— Begin —
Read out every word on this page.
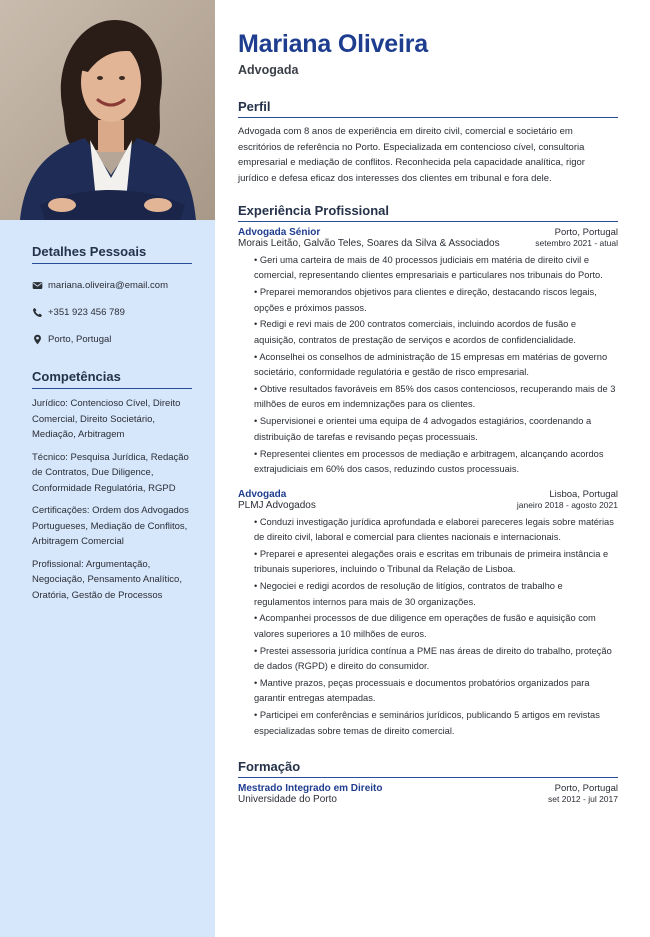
Detalhes Pessoais
mariana.oliveira@email.com
+351 923 456 789
Porto, Portugal
Competências
Jurídico: Contencioso Cível, Direito Comercial, Direito Societário, Mediação, Arbitragem
Técnico: Pesquisa Jurídica, Redação de Contratos, Due Diligence, Conformidade Regulatória, RGPD
Certificações: Ordem dos Advogados Portugueses, Mediação de Conflitos, Arbitragem Comercial
Profissional: Argumentação, Negociação, Pensamento Analítico, Oratória, Gestão de Processos
Mariana Oliveira
Advogada
Perfil

Advogada com 8 anos de experiência em direito civil, comercial e societário em escritórios de referência no Porto. Especializada em contencioso cível, consultoria empresarial e mediação de conflitos. Reconhecida pela capacidade analítica, rigor jurídico e defesa eficaz dos interesses dos clientes em tribunal e fora dele.

Experiência Profissional
Advogada Sénior	Porto, Portugal
Morais Leitão, Galvão Teles, Soares da Silva & Associados	setembro 2021 - atual
• Geri uma carteira de mais de 40 processos judiciais em matéria de direito civil e comercial, representando clientes empresariais e particulares nos tribunais do Porto.
• Preparei memorandos objetivos para clientes e direção, destacando riscos legais, opções e próximos passos.
• Redigi e revi mais de 200 contratos comerciais, incluindo acordos de fusão e aquisição, contratos de prestação de serviços e acordos de confidencialidade.
• Aconselhei os conselhos de administração de 15 empresas em matérias de governo societário, conformidade regulatória e gestão de risco empresarial.
• Obtive resultados favoráveis em 85% dos casos contenciosos, recuperando mais de 3 milhões de euros em indemnizações para os clientes.
• Supervisionei e orientei uma equipa de 4 advogados estagiários, coordenando a distribuição de tarefas e revisando peças processuais.
• Representei clientes em processos de mediação e arbitragem, alcançando acordos extrajudiciais em 60% dos casos, reduzindo custos processuais.
Advogada	Lisboa, Portugal
PLMJ Advogados	janeiro 2018 - agosto 2021
• Conduzi investigação jurídica aprofundada e elaborei pareceres legais sobre matérias de direito civil, laboral e comercial para clientes nacionais e internacionais.
• Preparei e apresentei alegações orais e escritas em tribunais de primeira instância e tribunais superiores, incluindo o Tribunal da Relação de Lisboa.
• Negociei e redigi acordos de resolução de litígios, contratos de trabalho e regulamentos internos para mais de 30 organizações.
• Acompanhei processos de due diligence em operações de fusão e aquisição com valores superiores a 10 milhões de euros.
• Prestei assessoria jurídica contínua a PME nas áreas de direito do trabalho, proteção de dados (RGPD) e direito do consumidor.
• Mantive prazos, peças processuais e documentos probatórios organizados para garantir entregas atempadas.
• Participei em conferências e seminários jurídicos, publicando 5 artigos em revistas especializadas sobre temas de direito comercial.
Formação
Mestrado Integrado em Direito	Porto, Portugal
Universidade do Porto	set 2012 - jul 2017
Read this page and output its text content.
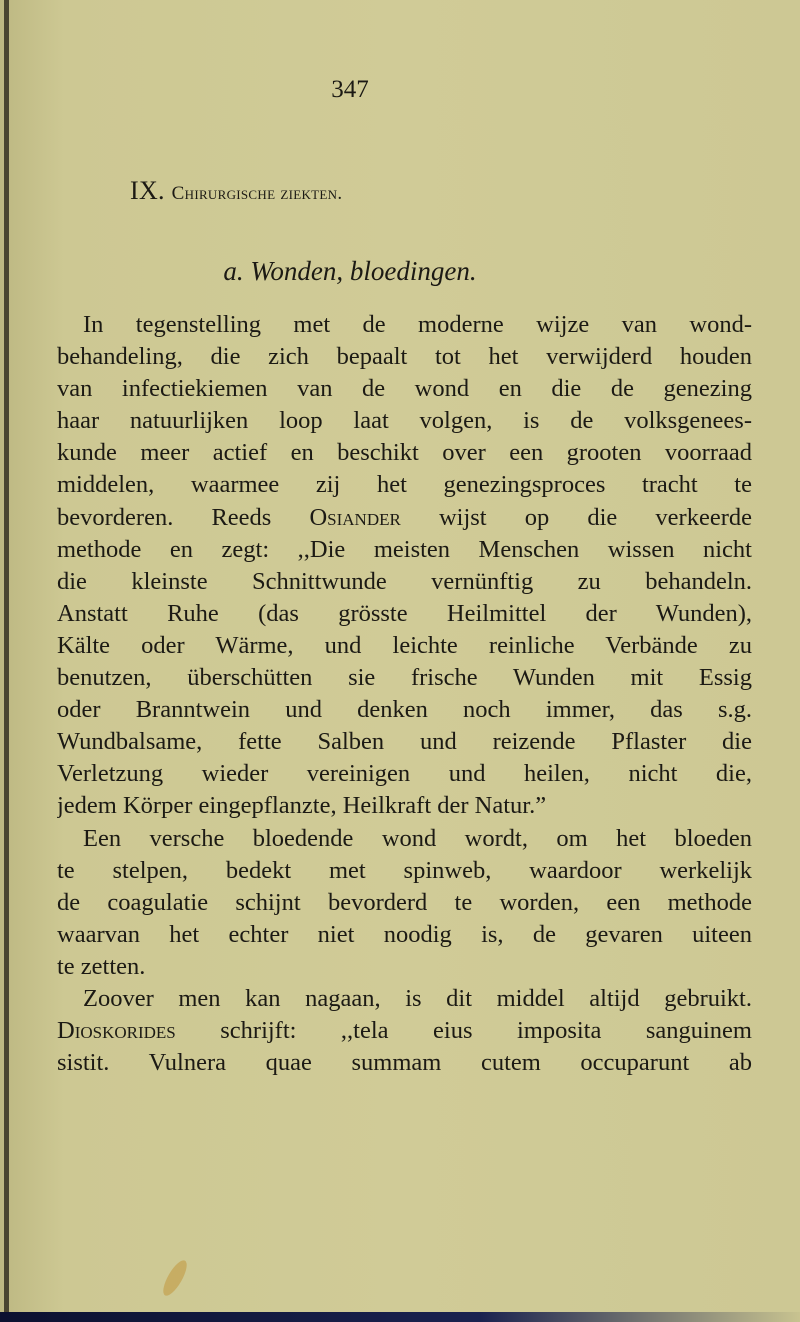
347
IX. Chirurgische ziekten.
a. Wonden, bloedingen.
In tegenstelling met de moderne wijze van wond-
behandeling, die zich bepaalt tot het verwijderd houden
van infectiekiemen van de wond en die de genezing
haar natuurlijken loop laat volgen, is de volksgenees-
kunde meer actief en beschikt over een grooten voorraad
middelen, waarmee zij het genezingsproces tracht te
bevorderen. Reeds Osiander wijst op die verkeerde
methode en zegt: ,,Die meisten Menschen wissen nicht
die kleinste Schnittwunde vernünftig zu behandeln.
Anstatt Ruhe (das grösste Heilmittel der Wunden),
Kälte oder Wärme, und leichte reinliche Verbände zu
benutzen, überschütten sie frische Wunden mit Essig
oder Branntwein und denken noch immer, das s.g.
Wundbalsame, fette Salben und reizende Pflaster die
Verletzung wieder vereinigen und heilen, nicht die,
jedem Körper eingepflanzte, Heilkraft der Natur.”
Een versche bloedende wond wordt, om het bloeden
te stelpen, bedekt met spinweb, waardoor werkelijk
de coagulatie schijnt bevorderd te worden, een methode
waarvan het echter niet noodig is, de gevaren uiteen
te zetten.
Zoover men kan nagaan, is dit middel altijd gebruikt.
Dioskorides schrijft: ,,tela eius imposita sanguinem
sistit. Vulnera quae summam cutem occuparunt ab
— End —
Reproduce each line exactly, please, except for any pictures.

## EXERCISE RESPONSE
Read out every word on this page.
Detalhes Pessoais
mariana.oliveira@email.com
+351 923 456 789
Porto, Portugal
Competências
Jurídico: Contencioso Cível, Direito Comercial, Direito Societário, Mediação, Arbitragem
Técnico: Pesquisa Jurídica, Redação de Contratos, Due Diligence, Conformidade Regulatória, RGPD
Certificações: Ordem dos Advogados Portugueses, Mediação de Conflitos, Arbitragem Comercial
Profissional: Argumentação, Negociação, Pensamento Analítico, Oratória, Gestão de Processos
Mariana Oliveira
Advogada
Perfil

Advogada com 8 anos de experiência em direito civil, comercial e societário em escritórios de referência no Porto. Especializada em contencioso cível, consultoria empresarial e mediação de conflitos. Reconhecida pela capacidade analítica, rigor jurídico e defesa eficaz dos interesses dos clientes em tribunal e fora dele.

Experiência Profissional
Advogada Sénior	Porto, Portugal
Morais Leitão, Galvão Teles, Soares da Silva & Associados	setembro 2021 - atual
• Geri uma carteira de mais de 40 processos judiciais em matéria de direito civil e comercial, representando clientes empresariais e particulares nos tribunais do Porto.
• Preparei memorandos objetivos para clientes e direção, destacando riscos legais, opções e próximos passos.
• Redigi e revi mais de 200 contratos comerciais, incluindo acordos de fusão e aquisição, contratos de prestação de serviços e acordos de confidencialidade.
• Aconselhei os conselhos de administração de 15 empresas em matérias de governo societário, conformidade regulatória e gestão de risco empresarial.
• Obtive resultados favoráveis em 85% dos casos contenciosos, recuperando mais de 3 milhões de euros em indemnizações para os clientes.
• Supervisionei e orientei uma equipa de 4 advogados estagiários, coordenando a distribuição de tarefas e revisando peças processuais.
• Representei clientes em processos de mediação e arbitragem, alcançando acordos extrajudiciais em 60% dos casos, reduzindo custos processuais.
Advogada	Lisboa, Portugal
PLMJ Advogados	janeiro 2018 - agosto 2021
• Conduzi investigação jurídica aprofundada e elaborei pareceres legais sobre matérias de direito civil, laboral e comercial para clientes nacionais e internacionais.
• Preparei e apresentei alegações orais e escritas em tribunais de primeira instância e tribunais superiores, incluindo o Tribunal da Relação de Lisboa.
• Negociei e redigi acordos de resolução de litígios, contratos de trabalho e regulamentos internos para mais de 30 organizações.
• Acompanhei processos de due diligence em operações de fusão e aquisição com valores superiores a 10 milhões de euros.
• Prestei assessoria jurídica contínua a PME nas áreas de direito do trabalho, proteção de dados (RGPD) e direito do consumidor.
• Mantive prazos, peças processuais e documentos probatórios organizados para garantir entregas atempadas.
• Participei em conferências e seminários jurídicos, publicando 5 artigos em revistas especializadas sobre temas de direito comercial.
Formação
Mestrado Integrado em Direito	Porto, Portugal
Universidade do Porto	set 2012 - jul 2017
Read this page and output its text content.
347
IX. Chirurgische ziekten.
a. Wonden, bloedingen.
In tegenstelling met de moderne wijze van wond-
behandeling, die zich bepaalt tot het verwijderd houden
van infectiekiemen van de wond en die de genezing
haar natuurlijken loop laat volgen, is de volksgenees-
kunde meer actief en beschikt over een grooten voorraad
middelen, waarmee zij het genezingsproces tracht te
bevorderen. Reeds Osiander wijst op die verkeerde
methode en zegt: ,,Die meisten Menschen wissen nicht
die kleinste Schnittwunde vernünftig zu behandeln.
Anstatt Ruhe (das grösste Heilmittel der Wunden),
Kälte oder Wärme, und leichte reinliche Verbände zu
benutzen, überschütten sie frische Wunden mit Essig
oder Branntwein und denken noch immer, das s.g.
Wundbalsame, fette Salben und reizende Pflaster die
Verletzung wieder vereinigen und heilen, nicht die,
jedem Körper eingepflanzte, Heilkraft der Natur.”
Een versche bloedende wond wordt, om het bloeden
te stelpen, bedekt met spinweb, waardoor werkelijk
de coagulatie schijnt bevorderd te worden, een methode
waarvan het echter niet noodig is, de gevaren uiteen
te zetten.
Zoover men kan nagaan, is dit middel altijd gebruikt.
Dioskorides schrijft: ,,tela eius imposita sanguinem
sistit. Vulnera quae summam cutem occuparunt ab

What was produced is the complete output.